> [What is required] Your task is to repeat the listing exactly.

> [Excerpted records]
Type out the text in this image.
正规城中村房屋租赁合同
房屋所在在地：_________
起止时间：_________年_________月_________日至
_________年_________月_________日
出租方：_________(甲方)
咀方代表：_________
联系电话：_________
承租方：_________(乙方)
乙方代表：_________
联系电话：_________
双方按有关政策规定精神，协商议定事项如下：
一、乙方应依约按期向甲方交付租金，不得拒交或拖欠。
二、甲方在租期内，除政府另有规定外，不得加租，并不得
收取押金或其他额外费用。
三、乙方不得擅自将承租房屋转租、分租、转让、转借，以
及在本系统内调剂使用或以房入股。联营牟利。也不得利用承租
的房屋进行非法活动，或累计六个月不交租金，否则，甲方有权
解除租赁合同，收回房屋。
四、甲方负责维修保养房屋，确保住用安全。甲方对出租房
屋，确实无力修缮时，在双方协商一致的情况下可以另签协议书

> [Task output]
Type out the text in this image.
正规城中村房屋租赁合同
房屋所在在地：_________
起止时间：_________年_________月_________日至
_________年_________月_________日
出租方：_________(甲方)
咀方代表：_________
联系电话：_________
承租方：_________(乙方)
乙方代表：_________
联系电话：_________
双方按有关政策规定精神，协商议定事项如下：
一、乙方应依约按期向甲方交付租金，不得拒交或拖欠。
二、甲方在租期内，除政府另有规定外，不得加租，并不得
收取押金或其他额外费用。
三、乙方不得擅自将承租房屋转租、分租、转让、转借，以
及在本系统内调剂使用或以房入股。联营牟利。也不得利用承租
的房屋进行非法活动，或累计六个月不交租金，否则，甲方有权
解除租赁合同，收回房屋。
四、甲方负责维修保养房屋，确保住用安全。甲方对出租房
屋，确实无力修缮时，在双方协商一致的情况下可以另签协议书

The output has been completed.